• [INFORMATION GIVEN]
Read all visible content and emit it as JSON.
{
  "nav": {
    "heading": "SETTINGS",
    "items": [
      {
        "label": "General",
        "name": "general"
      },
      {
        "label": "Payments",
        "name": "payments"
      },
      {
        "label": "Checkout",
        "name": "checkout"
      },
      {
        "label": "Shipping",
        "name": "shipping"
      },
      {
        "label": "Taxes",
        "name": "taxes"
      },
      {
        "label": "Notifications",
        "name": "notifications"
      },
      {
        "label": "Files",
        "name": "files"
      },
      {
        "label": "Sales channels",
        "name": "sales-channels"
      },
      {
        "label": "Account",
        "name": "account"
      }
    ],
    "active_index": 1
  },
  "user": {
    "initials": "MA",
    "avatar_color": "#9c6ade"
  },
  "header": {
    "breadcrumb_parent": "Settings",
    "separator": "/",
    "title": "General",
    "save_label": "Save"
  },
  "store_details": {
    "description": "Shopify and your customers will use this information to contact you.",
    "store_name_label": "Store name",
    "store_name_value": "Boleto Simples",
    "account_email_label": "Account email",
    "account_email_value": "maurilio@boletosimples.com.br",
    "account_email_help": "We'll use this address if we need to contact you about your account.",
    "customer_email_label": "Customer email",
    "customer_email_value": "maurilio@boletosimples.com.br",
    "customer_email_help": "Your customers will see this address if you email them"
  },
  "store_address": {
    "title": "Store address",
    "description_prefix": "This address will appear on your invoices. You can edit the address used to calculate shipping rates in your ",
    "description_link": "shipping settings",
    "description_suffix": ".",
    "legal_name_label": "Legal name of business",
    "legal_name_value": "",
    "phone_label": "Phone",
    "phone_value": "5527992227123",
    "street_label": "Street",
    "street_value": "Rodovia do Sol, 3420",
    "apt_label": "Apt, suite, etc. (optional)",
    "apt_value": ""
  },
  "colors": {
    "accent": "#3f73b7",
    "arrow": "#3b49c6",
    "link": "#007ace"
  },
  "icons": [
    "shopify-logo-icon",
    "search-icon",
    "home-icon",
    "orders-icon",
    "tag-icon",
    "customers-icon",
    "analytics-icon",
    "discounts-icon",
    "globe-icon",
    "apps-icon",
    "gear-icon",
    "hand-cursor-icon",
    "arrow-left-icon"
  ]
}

• [TO DO]
Each line in the listing above that contains "boletosimples" should be copied.

• [WRITTEN RESPONSE]
    "account_email_value": "maurilio@boletosimples.com.br",
    "customer_email_value": "maurilio@boletosimples.com.br",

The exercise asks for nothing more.